Exercise instructions »
Each entry that follows must be output without any deviation.

-------- Recorded data --------

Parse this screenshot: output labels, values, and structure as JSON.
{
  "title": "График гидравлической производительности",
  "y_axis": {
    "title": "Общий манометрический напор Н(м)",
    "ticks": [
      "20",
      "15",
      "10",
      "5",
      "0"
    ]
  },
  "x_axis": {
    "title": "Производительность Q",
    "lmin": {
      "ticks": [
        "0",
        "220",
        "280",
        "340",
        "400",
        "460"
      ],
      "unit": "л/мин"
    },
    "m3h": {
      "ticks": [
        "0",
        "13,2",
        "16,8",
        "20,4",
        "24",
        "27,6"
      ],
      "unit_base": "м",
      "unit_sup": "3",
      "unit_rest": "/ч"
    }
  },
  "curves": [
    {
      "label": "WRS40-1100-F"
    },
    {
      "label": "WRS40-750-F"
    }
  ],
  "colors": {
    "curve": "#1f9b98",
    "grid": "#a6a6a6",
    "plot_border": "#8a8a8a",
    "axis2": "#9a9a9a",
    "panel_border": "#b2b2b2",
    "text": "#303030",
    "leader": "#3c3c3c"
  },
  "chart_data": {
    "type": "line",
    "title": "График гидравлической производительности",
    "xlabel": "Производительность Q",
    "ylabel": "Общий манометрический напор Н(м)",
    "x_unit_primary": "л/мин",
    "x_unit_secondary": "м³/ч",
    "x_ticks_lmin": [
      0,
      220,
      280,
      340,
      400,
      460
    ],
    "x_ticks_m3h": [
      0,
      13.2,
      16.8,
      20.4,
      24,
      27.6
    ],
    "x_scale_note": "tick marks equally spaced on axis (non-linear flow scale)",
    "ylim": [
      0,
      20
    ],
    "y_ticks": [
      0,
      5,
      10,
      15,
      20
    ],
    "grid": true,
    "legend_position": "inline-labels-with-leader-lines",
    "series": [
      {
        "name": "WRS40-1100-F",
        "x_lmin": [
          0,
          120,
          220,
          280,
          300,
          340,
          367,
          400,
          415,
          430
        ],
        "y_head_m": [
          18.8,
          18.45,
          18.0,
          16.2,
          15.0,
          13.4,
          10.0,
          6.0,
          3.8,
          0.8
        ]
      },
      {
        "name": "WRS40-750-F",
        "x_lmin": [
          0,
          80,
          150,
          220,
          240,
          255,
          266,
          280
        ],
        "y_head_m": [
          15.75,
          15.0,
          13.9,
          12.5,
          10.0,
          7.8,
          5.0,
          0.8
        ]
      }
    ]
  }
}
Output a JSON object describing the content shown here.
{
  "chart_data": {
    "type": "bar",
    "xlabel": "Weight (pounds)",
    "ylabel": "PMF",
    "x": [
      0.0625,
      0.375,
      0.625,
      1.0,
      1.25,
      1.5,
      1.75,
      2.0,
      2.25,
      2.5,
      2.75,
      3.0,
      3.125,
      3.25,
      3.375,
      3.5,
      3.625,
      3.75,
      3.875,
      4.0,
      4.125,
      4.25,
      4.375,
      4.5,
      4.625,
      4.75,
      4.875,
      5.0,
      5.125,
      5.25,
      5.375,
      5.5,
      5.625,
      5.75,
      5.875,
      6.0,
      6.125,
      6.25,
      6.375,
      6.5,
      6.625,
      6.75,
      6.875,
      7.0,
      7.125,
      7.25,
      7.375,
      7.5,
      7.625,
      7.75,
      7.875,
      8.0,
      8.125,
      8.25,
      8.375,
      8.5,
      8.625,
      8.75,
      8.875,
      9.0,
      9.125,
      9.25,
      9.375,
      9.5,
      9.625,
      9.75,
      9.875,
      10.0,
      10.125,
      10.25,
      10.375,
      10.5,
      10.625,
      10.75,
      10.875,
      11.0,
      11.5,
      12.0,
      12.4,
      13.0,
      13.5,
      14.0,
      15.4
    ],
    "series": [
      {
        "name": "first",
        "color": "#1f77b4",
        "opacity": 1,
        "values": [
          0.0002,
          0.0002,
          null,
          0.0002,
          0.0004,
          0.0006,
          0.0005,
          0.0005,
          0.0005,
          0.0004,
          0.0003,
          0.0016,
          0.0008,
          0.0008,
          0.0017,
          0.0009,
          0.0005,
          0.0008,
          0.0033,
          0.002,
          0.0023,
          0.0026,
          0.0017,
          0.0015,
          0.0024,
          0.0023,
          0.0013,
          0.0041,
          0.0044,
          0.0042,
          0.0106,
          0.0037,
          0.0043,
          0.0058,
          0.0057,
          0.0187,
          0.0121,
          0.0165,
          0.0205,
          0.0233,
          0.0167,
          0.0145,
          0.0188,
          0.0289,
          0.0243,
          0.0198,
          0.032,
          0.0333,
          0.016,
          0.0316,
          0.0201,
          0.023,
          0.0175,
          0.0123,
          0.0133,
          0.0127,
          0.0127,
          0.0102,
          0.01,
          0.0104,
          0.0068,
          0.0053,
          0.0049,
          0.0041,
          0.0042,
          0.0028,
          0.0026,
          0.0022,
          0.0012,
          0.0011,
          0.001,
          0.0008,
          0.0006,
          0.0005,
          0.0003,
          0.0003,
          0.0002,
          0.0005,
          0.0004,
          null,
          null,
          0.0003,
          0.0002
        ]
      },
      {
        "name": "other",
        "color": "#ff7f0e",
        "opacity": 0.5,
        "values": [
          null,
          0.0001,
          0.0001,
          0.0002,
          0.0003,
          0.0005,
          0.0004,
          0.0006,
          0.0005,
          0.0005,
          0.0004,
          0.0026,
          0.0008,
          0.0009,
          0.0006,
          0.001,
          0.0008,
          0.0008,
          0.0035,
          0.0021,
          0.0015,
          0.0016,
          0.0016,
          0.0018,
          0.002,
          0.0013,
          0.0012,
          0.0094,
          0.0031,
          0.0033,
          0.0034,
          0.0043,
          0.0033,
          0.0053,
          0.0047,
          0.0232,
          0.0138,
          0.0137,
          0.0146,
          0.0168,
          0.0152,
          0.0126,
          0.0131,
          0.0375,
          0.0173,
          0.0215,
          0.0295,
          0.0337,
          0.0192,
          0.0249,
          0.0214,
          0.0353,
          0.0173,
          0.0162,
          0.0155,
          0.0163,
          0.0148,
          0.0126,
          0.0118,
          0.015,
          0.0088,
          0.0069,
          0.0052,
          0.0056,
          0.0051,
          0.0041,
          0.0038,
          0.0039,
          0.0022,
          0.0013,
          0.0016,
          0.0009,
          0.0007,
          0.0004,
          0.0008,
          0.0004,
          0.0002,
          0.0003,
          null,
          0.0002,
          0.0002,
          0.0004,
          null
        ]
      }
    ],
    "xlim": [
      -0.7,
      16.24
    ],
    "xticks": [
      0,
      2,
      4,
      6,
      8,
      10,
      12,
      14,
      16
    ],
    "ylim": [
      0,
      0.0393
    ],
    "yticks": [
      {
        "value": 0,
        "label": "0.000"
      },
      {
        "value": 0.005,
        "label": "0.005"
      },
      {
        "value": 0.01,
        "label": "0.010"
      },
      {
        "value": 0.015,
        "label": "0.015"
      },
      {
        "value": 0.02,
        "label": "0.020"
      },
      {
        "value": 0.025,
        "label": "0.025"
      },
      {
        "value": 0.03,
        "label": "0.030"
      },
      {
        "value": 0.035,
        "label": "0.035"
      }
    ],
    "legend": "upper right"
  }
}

--------

Worked answer »
Parse this screenshot: output labels, values, and structure as JSON.
{
  "title": "График гидравлической производительности",
  "y_axis": {
    "title": "Общий манометрический напор Н(м)",
    "ticks": [
      "20",
      "15",
      "10",
      "5",
      "0"
    ]
  },
  "x_axis": {
    "title": "Производительность Q",
    "lmin": {
      "ticks": [
        "0",
        "220",
        "280",
        "340",
        "400",
        "460"
      ],
      "unit": "л/мин"
    },
    "m3h": {
      "ticks": [
        "0",
        "13,2",
        "16,8",
        "20,4",
        "24",
        "27,6"
      ],
      "unit_base": "м",
      "unit_sup": "3",
      "unit_rest": "/ч"
    }
  },
  "curves": [
    {
      "label": "WRS40-1100-F"
    },
    {
      "label": "WRS40-750-F"
    }
  ],
  "colors": {
    "curve": "#1f9b98",
    "grid": "#a6a6a6",
    "plot_border": "#8a8a8a",
    "axis2": "#9a9a9a",
    "panel_border": "#b2b2b2",
    "text": "#303030",
    "leader": "#3c3c3c"
  },
  "chart_data": {
    "type": "line",
    "title": "График гидравлической производительности",
    "xlabel": "Производительность Q",
    "ylabel": "Общий манометрический напор Н(м)",
    "x_unit_primary": "л/мин",
    "x_unit_secondary": "м³/ч",
    "x_ticks_lmin": [
      0,
      220,
      280,
      340,
      400,
      460
    ],
    "x_ticks_m3h": [
      0,
      13.2,
      16.8,
      20.4,
      24,
      27.6
    ],
    "x_scale_note": "tick marks equally spaced on axis (non-linear flow scale)",
    "ylim": [
      0,
      20
    ],
    "y_ticks": [
      0,
      5,
      10,
      15,
      20
    ],
    "grid": true,
    "legend_position": "inline-labels-with-leader-lines",
    "series": [
      {
        "name": "WRS40-1100-F",
        "x_lmin": [
          0,
          120,
          220,
          280,
          300,
          340,
          367,
          400,
          415,
          430
        ],
        "y_head_m": [
          18.8,
          18.45,
          18.0,
          16.2,
          15.0,
          13.4,
          10.0,
          6.0,
          3.8,
          0.8
        ]
      },
      {
        "name": "WRS40-750-F",
        "x_lmin": [
          0,
          80,
          150,
          220,
          240,
          255,
          266,
          280
        ],
        "y_head_m": [
          15.75,
          15.0,
          13.9,
          12.5,
          10.0,
          7.8,
          5.0,
          0.8
        ]
      }
    ]
  }
}
Output a JSON object describing the content shown here.
{
  "chart_data": {
    "type": "bar",
    "xlabel": "Weight (pounds)",
    "ylabel": "PMF",
    "x": [
      0.0625,
      0.375,
      0.625,
      1.0,
      1.25,
      1.5,
      1.75,
      2.0,
      2.25,
      2.5,
      2.75,
      3.0,
      3.125,
      3.25,
      3.375,
      3.5,
      3.625,
      3.75,
      3.875,
      4.0,
      4.125,
      4.25,
      4.375,
      4.5,
      4.625,
      4.75,
      4.875,
      5.0,
      5.125,
      5.25,
      5.375,
      5.5,
      5.625,
      5.75,
      5.875,
      6.0,
      6.125,
      6.25,
      6.375,
      6.5,
      6.625,
      6.75,
      6.875,
      7.0,
      7.125,
      7.25,
      7.375,
      7.5,
      7.625,
      7.75,
      7.875,
      8.0,
      8.125,
      8.25,
      8.375,
      8.5,
      8.625,
      8.75,
      8.875,
      9.0,
      9.125,
      9.25,
      9.375,
      9.5,
      9.625,
      9.75,
      9.875,
      10.0,
      10.125,
      10.25,
      10.375,
      10.5,
      10.625,
      10.75,
      10.875,
      11.0,
      11.5,
      12.0,
      12.4,
      13.0,
      13.5,
      14.0,
      15.4
    ],
    "series": [
      {
        "name": "first",
        "color": "#1f77b4",
        "opacity": 1,
        "values": [
          0.0002,
          0.0002,
          null,
          0.0002,
          0.0004,
          0.0006,
          0.0005,
          0.0005,
          0.0005,
          0.0004,
          0.0003,
          0.0016,
          0.0008,
          0.0008,
          0.0017,
          0.0009,
          0.0005,
          0.0008,
          0.0033,
          0.002,
          0.0023,
          0.0026,
          0.0017,
          0.0015,
          0.0024,
          0.0023,
          0.0013,
          0.0041,
          0.0044,
          0.0042,
          0.0106,
          0.0037,
          0.0043,
          0.0058,
          0.0057,
          0.0187,
          0.0121,
          0.0165,
          0.0205,
          0.0233,
          0.0167,
          0.0145,
          0.0188,
          0.0289,
          0.0243,
          0.0198,
          0.032,
          0.0333,
          0.016,
          0.0316,
          0.0201,
          0.023,
          0.0175,
          0.0123,
          0.0133,
          0.0127,
          0.0127,
          0.0102,
          0.01,
          0.0104,
          0.0068,
          0.0053,
          0.0049,
          0.0041,
          0.0042,
          0.0028,
          0.0026,
          0.0022,
          0.0012,
          0.0011,
          0.001,
          0.0008,
          0.0006,
          0.0005,
          0.0003,
          0.0003,
          0.0002,
          0.0005,
          0.0004,
          null,
          null,
          0.0003,
          0.0002
        ]
      },
      {
        "name": "other",
        "color": "#ff7f0e",
        "opacity": 0.5,
        "values": [
          null,
          0.0001,
          0.0001,
          0.0002,
          0.0003,
          0.0005,
          0.0004,
          0.0006,
          0.0005,
          0.0005,
          0.0004,
          0.0026,
          0.0008,
          0.0009,
          0.0006,
          0.001,
          0.0008,
          0.0008,
          0.0035,
          0.0021,
          0.0015,
          0.0016,
          0.0016,
          0.0018,
          0.002,
          0.0013,
          0.0012,
          0.0094,
          0.0031,
          0.0033,
          0.0034,
          0.0043,
          0.0033,
          0.0053,
          0.0047,
          0.0232,
          0.0138,
          0.0137,
          0.0146,
          0.0168,
          0.0152,
          0.0126,
          0.0131,
          0.0375,
          0.0173,
          0.0215,
          0.0295,
          0.0337,
          0.0192,
          0.0249,
          0.0214,
          0.0353,
          0.0173,
          0.0162,
          0.0155,
          0.0163,
          0.0148,
          0.0126,
          0.0118,
          0.015,
          0.0088,
          0.0069,
          0.0052,
          0.0056,
          0.0051,
          0.0041,
          0.0038,
          0.0039,
          0.0022,
          0.0013,
          0.0016,
          0.0009,
          0.0007,
          0.0004,
          0.0008,
          0.0004,
          0.0002,
          0.0003,
          null,
          0.0002,
          0.0002,
          0.0004,
          null
        ]
      }
    ],
    "xlim": [
      -0.7,
      16.24
    ],
    "xticks": [
      0,
      2,
      4,
      6,
      8,
      10,
      12,
      14,
      16
    ],
    "ylim": [
      0,
      0.0393
    ],
    "yticks": [
      {
        "value": 0,
        "label": "0.000"
      },
      {
        "value": 0.005,
        "label": "0.005"
      },
      {
        "value": 0.01,
        "label": "0.010"
      },
      {
        "value": 0.015,
        "label": "0.015"
      },
      {
        "value": 0.02,
        "label": "0.020"
      },
      {
        "value": 0.025,
        "label": "0.025"
      },
      {
        "value": 0.03,
        "label": "0.030"
      },
      {
        "value": 0.035,
        "label": "0.035"
      }
    ],
    "legend": "upper right"
  }
}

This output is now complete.